Below are records. Copy every line with "Саймона" in it.

━━━━

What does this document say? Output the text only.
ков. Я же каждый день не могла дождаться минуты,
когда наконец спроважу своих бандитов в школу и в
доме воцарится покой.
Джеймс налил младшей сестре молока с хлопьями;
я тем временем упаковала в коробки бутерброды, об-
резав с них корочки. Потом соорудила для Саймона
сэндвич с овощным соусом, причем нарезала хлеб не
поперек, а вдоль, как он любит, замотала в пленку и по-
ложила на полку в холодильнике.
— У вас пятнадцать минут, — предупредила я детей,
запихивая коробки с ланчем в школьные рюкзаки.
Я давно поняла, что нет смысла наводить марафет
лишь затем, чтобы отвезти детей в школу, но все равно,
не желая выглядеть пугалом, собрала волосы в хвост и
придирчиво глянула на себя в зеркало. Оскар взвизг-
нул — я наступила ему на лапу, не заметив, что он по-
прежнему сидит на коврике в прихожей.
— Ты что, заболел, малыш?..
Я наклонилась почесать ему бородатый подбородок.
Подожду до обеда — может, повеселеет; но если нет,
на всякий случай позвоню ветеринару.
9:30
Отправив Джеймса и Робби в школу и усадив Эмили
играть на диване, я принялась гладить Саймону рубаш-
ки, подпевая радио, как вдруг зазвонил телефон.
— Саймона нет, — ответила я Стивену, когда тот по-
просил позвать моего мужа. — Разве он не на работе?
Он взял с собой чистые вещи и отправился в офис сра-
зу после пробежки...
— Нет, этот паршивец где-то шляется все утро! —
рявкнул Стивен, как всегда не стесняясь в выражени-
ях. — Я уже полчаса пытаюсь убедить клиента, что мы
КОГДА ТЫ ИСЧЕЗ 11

━━━━

Reply:
резав с них корочки. Потом соорудила для Саймона
— Саймона нет, — ответила я Стивену, когда тот по-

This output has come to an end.